LISTED ENTRIES
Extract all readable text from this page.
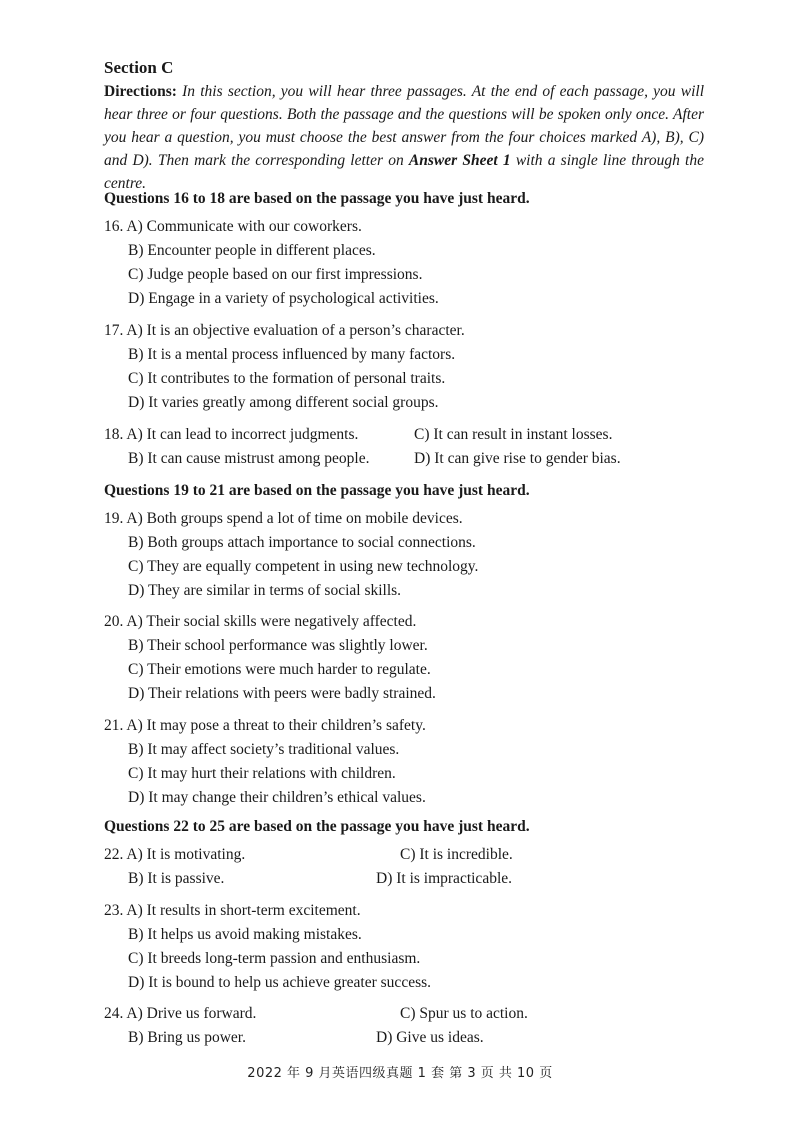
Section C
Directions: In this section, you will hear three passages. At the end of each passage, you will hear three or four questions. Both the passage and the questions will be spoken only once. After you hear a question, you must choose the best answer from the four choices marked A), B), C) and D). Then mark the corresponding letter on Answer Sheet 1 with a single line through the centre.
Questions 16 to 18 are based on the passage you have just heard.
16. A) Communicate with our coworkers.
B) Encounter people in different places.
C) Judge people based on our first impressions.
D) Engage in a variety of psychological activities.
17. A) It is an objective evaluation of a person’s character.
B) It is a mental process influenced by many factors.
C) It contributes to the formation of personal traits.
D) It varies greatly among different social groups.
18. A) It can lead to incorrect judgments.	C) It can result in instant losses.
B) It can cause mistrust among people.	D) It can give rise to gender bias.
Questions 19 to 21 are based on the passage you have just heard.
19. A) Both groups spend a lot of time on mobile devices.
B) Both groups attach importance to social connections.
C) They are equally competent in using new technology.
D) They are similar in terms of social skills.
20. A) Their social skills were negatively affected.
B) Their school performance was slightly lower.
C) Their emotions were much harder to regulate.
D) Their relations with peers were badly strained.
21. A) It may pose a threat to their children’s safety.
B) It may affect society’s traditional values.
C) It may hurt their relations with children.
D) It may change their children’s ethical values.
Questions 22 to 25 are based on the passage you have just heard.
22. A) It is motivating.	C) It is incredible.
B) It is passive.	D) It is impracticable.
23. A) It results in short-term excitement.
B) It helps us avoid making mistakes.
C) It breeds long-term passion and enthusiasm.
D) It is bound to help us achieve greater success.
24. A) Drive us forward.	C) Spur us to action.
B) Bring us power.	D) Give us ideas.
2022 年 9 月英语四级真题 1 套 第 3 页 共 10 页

==

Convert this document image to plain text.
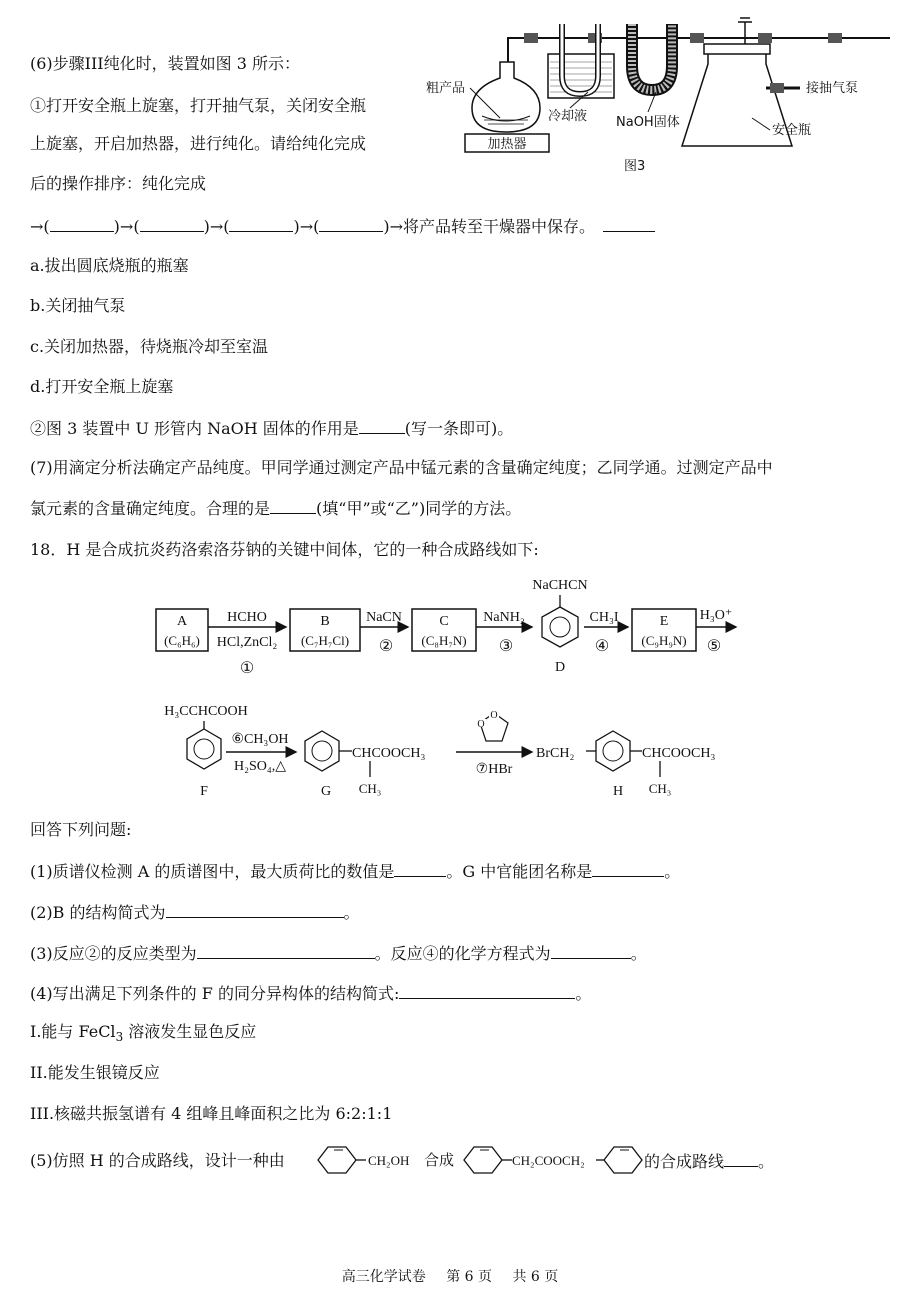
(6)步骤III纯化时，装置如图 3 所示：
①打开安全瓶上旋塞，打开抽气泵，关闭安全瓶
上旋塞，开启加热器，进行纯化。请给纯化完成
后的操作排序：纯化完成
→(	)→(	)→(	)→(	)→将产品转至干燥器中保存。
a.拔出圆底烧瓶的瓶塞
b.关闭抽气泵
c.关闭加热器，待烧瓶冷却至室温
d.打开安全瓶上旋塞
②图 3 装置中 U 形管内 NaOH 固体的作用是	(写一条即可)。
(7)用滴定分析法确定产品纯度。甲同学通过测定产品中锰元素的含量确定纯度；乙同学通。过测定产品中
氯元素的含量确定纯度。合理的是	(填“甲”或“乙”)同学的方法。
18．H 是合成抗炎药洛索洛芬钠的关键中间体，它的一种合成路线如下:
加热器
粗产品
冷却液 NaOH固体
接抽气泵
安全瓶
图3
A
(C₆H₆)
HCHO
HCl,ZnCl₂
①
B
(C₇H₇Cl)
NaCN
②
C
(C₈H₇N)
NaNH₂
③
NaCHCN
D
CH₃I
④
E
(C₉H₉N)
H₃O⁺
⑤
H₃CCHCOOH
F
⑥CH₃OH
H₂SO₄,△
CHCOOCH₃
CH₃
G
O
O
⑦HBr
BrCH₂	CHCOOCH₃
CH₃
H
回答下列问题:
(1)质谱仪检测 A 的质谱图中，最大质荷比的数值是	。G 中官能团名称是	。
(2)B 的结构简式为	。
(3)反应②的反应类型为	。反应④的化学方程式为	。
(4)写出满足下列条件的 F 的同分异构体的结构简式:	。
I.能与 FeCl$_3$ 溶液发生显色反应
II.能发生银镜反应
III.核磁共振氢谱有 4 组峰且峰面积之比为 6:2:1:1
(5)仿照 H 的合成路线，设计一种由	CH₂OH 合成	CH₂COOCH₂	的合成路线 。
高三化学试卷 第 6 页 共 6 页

...

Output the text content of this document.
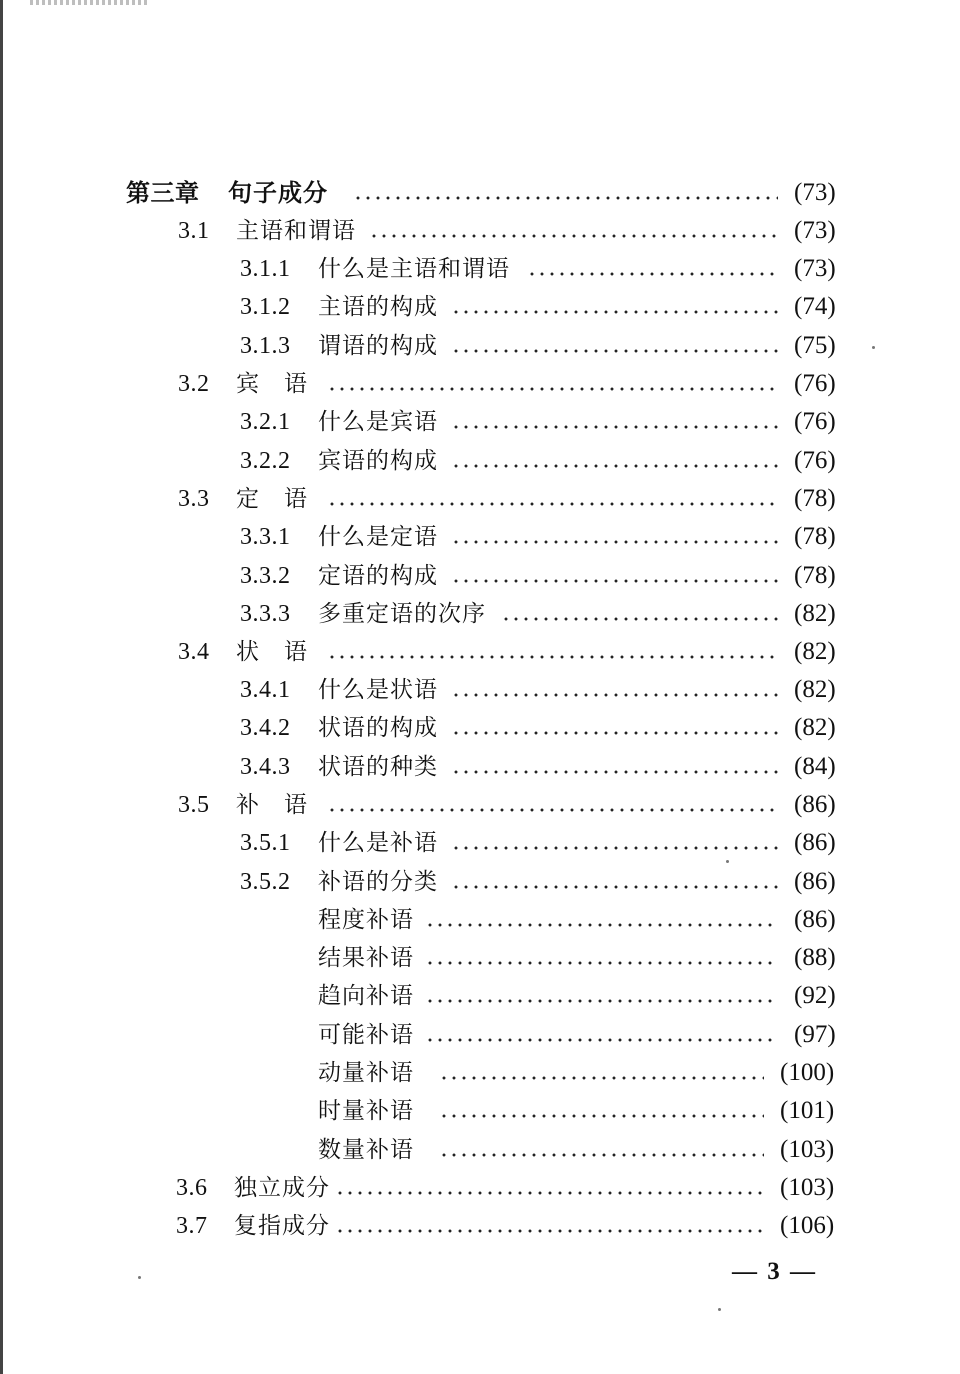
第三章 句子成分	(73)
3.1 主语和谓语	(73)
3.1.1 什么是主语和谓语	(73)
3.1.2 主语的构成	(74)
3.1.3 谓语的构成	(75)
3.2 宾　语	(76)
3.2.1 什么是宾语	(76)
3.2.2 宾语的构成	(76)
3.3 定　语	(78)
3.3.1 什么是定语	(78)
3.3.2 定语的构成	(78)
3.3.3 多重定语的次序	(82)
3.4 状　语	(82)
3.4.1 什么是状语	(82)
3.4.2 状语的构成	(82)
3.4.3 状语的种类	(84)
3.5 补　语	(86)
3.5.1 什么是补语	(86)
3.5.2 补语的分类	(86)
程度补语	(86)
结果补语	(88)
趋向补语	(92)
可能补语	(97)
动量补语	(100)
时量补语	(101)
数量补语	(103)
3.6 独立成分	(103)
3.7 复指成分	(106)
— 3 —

THE PROBLEM
Locate all lines in the listing above with the word "children". Copy them.

THE OUTPUT
21. A) It may pose a threat to their children’s safety.
C) It may hurt their relations with children.
D) It may change their children’s ethical values.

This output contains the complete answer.